■ RECORDED INFORMATION:
◆ ◆ ◆ ◆ ◆ ◆ ◆

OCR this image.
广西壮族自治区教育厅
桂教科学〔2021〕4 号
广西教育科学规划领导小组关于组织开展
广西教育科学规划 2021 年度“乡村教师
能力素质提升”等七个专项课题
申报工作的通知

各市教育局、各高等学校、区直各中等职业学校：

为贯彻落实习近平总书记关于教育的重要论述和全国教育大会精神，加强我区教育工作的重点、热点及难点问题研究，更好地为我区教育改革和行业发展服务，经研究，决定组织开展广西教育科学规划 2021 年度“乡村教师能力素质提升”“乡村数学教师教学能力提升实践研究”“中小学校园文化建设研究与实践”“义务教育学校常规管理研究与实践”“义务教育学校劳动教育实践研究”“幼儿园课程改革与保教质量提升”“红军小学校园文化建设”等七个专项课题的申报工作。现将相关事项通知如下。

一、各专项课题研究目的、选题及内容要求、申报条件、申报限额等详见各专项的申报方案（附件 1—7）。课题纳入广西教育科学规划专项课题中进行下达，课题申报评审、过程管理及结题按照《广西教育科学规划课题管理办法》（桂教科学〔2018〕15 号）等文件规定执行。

◆ ◆ ◆ ◆ ◆ ◆ ◆

■ AIM OF THE TASK:
Each line of the material should be duplicated exactly, please.

■ THE OUTPUT:
OCR this image.
广西壮族自治区教育厅
桂教科学〔2021〕4 号
广西教育科学规划领导小组关于组织开展
广西教育科学规划 2021 年度“乡村教师
能力素质提升”等七个专项课题
申报工作的通知

各市教育局、各高等学校、区直各中等职业学校：

为贯彻落实习近平总书记关于教育的重要论述和全国教育大会精神，加强我区教育工作的重点、热点及难点问题研究，更好地为我区教育改革和行业发展服务，经研究，决定组织开展广西教育科学规划 2021 年度“乡村教师能力素质提升”“乡村数学教师教学能力提升实践研究”“中小学校园文化建设研究与实践”“义务教育学校常规管理研究与实践”“义务教育学校劳动教育实践研究”“幼儿园课程改革与保教质量提升”“红军小学校园文化建设”等七个专项课题的申报工作。现将相关事项通知如下。

一、各专项课题研究目的、选题及内容要求、申报条件、申报限额等详见各专项的申报方案（附件 1—7）。课题纳入广西教育科学规划专项课题中进行下达，课题申报评审、过程管理及结题按照《广西教育科学规划课题管理办法》（桂教科学〔2018〕15 号）等文件规定执行。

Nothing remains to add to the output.